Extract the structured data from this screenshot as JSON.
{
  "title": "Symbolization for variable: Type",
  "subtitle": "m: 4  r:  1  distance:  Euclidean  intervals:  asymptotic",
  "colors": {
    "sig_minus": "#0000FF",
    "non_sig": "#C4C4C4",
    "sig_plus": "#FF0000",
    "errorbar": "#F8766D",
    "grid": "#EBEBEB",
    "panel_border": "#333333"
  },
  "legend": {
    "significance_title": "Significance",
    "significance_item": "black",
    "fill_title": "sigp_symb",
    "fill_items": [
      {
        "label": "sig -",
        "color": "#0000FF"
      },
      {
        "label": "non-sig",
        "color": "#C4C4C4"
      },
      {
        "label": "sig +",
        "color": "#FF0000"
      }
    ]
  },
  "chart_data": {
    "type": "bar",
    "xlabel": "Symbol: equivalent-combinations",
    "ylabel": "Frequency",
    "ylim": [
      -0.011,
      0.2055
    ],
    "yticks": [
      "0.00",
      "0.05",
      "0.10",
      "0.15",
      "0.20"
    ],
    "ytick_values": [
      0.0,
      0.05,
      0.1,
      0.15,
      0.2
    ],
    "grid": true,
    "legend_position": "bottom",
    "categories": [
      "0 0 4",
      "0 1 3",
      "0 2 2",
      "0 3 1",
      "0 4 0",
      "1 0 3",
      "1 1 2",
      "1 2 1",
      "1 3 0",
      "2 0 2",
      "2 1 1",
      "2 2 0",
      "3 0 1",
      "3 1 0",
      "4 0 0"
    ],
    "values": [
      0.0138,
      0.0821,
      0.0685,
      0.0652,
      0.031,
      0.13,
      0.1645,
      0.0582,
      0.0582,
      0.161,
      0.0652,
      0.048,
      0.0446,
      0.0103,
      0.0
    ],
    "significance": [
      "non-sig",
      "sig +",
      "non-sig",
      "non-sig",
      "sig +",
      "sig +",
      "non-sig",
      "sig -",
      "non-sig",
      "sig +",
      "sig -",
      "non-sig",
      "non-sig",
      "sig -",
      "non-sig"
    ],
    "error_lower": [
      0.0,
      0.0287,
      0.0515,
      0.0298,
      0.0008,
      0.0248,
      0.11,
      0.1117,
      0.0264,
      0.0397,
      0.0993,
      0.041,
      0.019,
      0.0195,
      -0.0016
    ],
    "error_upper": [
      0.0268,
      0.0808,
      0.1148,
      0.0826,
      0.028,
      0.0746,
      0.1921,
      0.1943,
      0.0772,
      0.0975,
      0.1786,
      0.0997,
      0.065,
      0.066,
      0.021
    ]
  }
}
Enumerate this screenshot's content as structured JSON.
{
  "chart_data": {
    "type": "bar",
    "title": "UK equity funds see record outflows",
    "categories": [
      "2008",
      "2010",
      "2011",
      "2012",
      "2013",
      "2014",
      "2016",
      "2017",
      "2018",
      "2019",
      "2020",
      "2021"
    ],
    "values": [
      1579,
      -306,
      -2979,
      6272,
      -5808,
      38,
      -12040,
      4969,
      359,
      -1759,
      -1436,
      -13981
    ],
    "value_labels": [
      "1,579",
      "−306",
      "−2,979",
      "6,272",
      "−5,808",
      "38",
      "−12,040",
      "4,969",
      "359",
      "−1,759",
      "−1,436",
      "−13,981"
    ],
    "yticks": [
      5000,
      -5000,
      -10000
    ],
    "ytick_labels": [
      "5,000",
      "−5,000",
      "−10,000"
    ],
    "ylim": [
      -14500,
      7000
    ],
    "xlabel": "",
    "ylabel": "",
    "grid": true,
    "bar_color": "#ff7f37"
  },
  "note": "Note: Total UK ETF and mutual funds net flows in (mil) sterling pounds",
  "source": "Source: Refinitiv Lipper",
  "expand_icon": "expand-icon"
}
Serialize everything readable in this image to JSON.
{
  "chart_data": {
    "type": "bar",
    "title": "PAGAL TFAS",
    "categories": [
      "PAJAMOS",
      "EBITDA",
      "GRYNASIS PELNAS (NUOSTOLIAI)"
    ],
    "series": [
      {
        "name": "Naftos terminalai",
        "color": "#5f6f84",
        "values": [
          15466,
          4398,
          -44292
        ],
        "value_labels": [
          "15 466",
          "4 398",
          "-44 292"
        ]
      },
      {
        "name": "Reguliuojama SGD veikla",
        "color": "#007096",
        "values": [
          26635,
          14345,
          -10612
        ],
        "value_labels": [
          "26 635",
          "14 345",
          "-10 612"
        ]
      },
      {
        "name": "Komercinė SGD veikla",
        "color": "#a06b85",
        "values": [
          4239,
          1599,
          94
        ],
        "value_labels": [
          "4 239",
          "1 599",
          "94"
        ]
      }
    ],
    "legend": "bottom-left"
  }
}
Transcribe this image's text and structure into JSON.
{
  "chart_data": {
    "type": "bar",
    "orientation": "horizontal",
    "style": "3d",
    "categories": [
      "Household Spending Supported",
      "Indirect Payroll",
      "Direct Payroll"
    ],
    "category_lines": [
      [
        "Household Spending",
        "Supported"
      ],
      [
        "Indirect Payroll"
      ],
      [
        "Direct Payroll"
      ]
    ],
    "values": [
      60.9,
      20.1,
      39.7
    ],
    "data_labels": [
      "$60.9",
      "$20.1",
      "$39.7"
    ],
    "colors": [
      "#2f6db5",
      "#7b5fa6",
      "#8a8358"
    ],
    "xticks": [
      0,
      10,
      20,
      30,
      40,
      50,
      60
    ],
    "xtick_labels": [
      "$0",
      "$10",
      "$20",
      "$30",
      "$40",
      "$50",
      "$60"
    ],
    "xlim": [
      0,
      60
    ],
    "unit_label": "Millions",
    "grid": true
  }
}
=-=-=
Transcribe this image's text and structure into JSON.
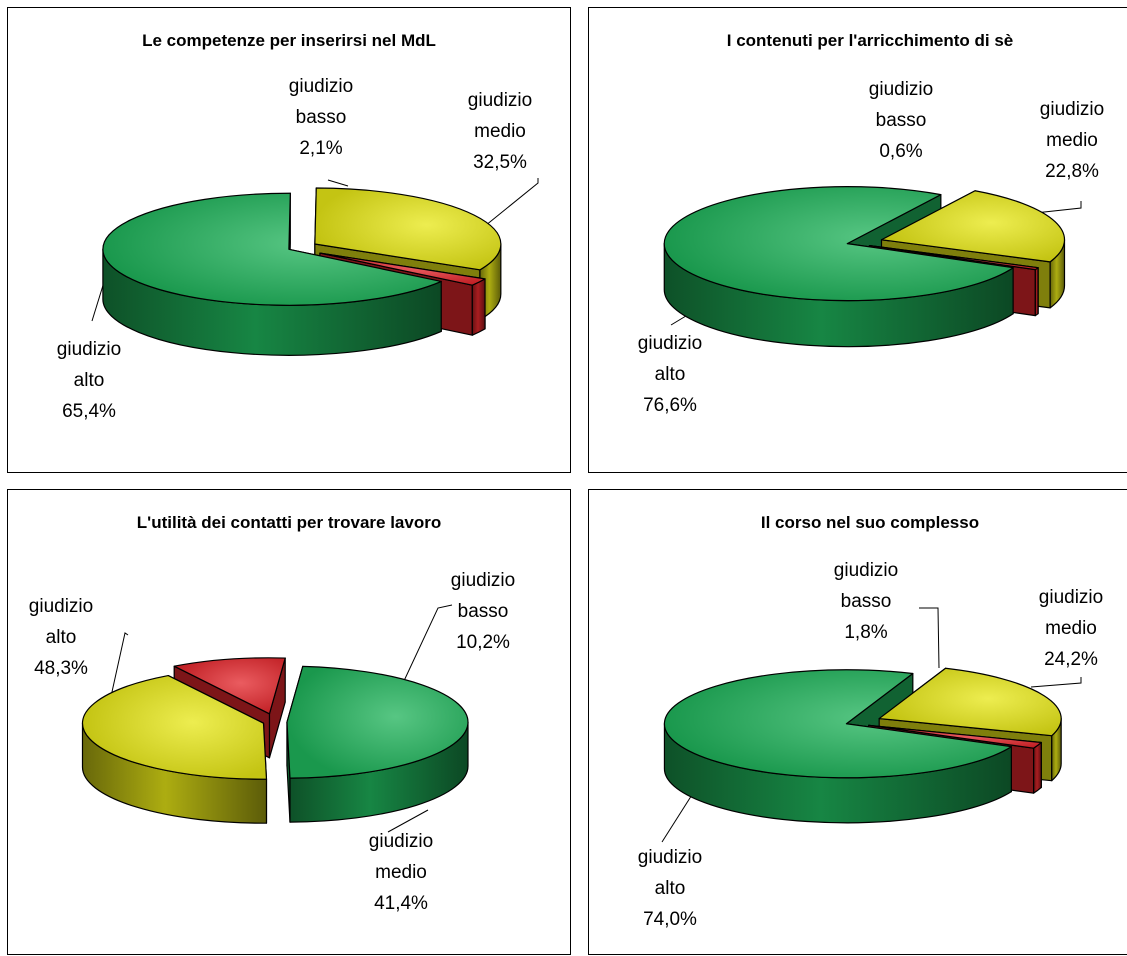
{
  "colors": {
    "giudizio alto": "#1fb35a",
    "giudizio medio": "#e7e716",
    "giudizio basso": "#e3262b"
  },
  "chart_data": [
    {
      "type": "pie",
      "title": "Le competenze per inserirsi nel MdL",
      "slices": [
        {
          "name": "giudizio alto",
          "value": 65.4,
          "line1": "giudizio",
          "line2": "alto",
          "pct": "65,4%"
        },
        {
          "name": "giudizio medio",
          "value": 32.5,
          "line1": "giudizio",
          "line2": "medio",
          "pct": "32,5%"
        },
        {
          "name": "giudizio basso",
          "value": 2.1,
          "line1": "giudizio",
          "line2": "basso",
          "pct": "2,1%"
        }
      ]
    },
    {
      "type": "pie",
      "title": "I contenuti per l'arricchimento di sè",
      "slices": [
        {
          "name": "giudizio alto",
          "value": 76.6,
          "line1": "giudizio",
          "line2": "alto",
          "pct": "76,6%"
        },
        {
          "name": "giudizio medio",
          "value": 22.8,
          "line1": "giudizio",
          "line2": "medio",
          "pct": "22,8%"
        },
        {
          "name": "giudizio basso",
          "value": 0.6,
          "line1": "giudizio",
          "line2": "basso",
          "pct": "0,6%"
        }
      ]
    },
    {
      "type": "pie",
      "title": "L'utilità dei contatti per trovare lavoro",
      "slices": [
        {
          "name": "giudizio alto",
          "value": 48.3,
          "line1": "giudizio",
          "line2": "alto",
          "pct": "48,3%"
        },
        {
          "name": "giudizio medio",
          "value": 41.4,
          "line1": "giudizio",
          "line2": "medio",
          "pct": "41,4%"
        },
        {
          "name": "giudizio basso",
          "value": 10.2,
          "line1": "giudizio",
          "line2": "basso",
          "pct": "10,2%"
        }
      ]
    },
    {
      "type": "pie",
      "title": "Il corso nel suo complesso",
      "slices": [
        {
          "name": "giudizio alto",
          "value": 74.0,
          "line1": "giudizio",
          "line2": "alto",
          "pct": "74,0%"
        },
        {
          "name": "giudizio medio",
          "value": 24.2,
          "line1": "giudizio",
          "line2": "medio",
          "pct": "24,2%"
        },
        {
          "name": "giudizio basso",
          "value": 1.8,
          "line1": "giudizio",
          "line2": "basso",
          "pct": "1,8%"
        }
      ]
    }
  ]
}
=-=-=
Check each line of the records above for the string "Spending", and report every line that has it.

      "Household Spending Supported",
        "Household Spending",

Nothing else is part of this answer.